=== WHAT YOU WILL DO ===
With the images removed, repeat the data below exactly.
::: RECORD EXCERPTS
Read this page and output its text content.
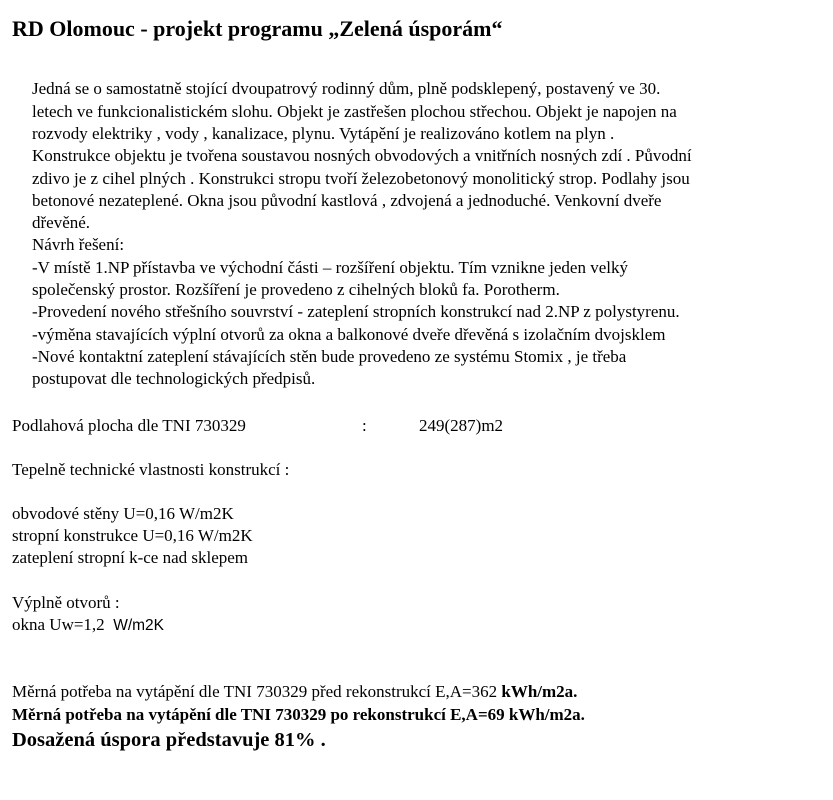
RD Olomouc - projekt programu „Zelená úsporám“
Jedná se o samostatně stojící dvoupatrový rodinný dům, plně podsklepený, postavený ve 30.
letech ve funkcionalistickém slohu. Objekt je zastřešen plochou střechou. Objekt je napojen na
rozvody elektriky , vody , kanalizace, plynu. Vytápění je realizováno kotlem na plyn .
Konstrukce objektu je tvořena soustavou nosných obvodových a vnitřních nosných zdí . Původní
zdivo je z cihel plných . Konstrukci stropu tvoří železobetonový monolitický strop. Podlahy jsou
betonové nezateplené. Okna jsou původní kastlová , zdvojená a jednoduché. Venkovní dveře
dřevěné.
Návrh řešení:
-V místě 1.NP přístavba ve východní části – rozšíření objektu. Tím vznikne jeden velký
společenský prostor. Rozšíření je provedeno z cihelných bloků fa. Porotherm.
-Provedení nového střešního souvrství - zateplení stropních konstrukcí nad 2.NP z polystyrenu.
-výměna stavajících výplní otvorů za okna a balkonové dveře dřevěná s izolačním dvojsklem
-Nové kontaktní zateplení stávajících stěn bude provedeno ze systému Stomix , je třeba
postupovat dle technologických předpisů.
Podlahová plocha dle TNI 730329	:	249(287)m2
Tepelně technické vlastnosti konstrukcí :
obvodové stěny U=0,16 W/m2K
stropní konstrukce U=0,16 W/m2K
zateplení stropní k-ce nad sklepem
Výplně otvorů :
okna Uw=1,2 W/m2K
Měrná potřeba na vytápění dle TNI 730329 před rekonstrukcí E,A=362 kWh/m2a.
Měrná potřeba na vytápění dle TNI 730329 po rekonstrukcí E,A=69 kWh/m2a.
Dosažená úspora představuje 81% .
::::::
=== REPLY ===
Read this page and output its text content.
RD Olomouc - projekt programu „Zelená úsporám“
Jedná se o samostatně stojící dvoupatrový rodinný dům, plně podsklepený, postavený ve 30.
letech ve funkcionalistickém slohu. Objekt je zastřešen plochou střechou. Objekt je napojen na
rozvody elektriky , vody , kanalizace, plynu. Vytápění je realizováno kotlem na plyn .
Konstrukce objektu je tvořena soustavou nosných obvodových a vnitřních nosných zdí . Původní
zdivo je z cihel plných . Konstrukci stropu tvoří železobetonový monolitický strop. Podlahy jsou
betonové nezateplené. Okna jsou původní kastlová , zdvojená a jednoduché. Venkovní dveře
dřevěné.
Návrh řešení:
-V místě 1.NP přístavba ve východní části – rozšíření objektu. Tím vznikne jeden velký
společenský prostor. Rozšíření je provedeno z cihelných bloků fa. Porotherm.
-Provedení nového střešního souvrství - zateplení stropních konstrukcí nad 2.NP z polystyrenu.
-výměna stavajících výplní otvorů za okna a balkonové dveře dřevěná s izolačním dvojsklem
-Nové kontaktní zateplení stávajících stěn bude provedeno ze systému Stomix , je třeba
postupovat dle technologických předpisů.
Podlahová plocha dle TNI 730329	:	249(287)m2
Tepelně technické vlastnosti konstrukcí :
obvodové stěny U=0,16 W/m2K
stropní konstrukce U=0,16 W/m2K
zateplení stropní k-ce nad sklepem
Výplně otvorů :
okna Uw=1,2 W/m2K
Měrná potřeba na vytápění dle TNI 730329 před rekonstrukcí E,A=362 kWh/m2a.
Měrná potřeba na vytápění dle TNI 730329 po rekonstrukcí E,A=69 kWh/m2a.
Dosažená úspora představuje 81% .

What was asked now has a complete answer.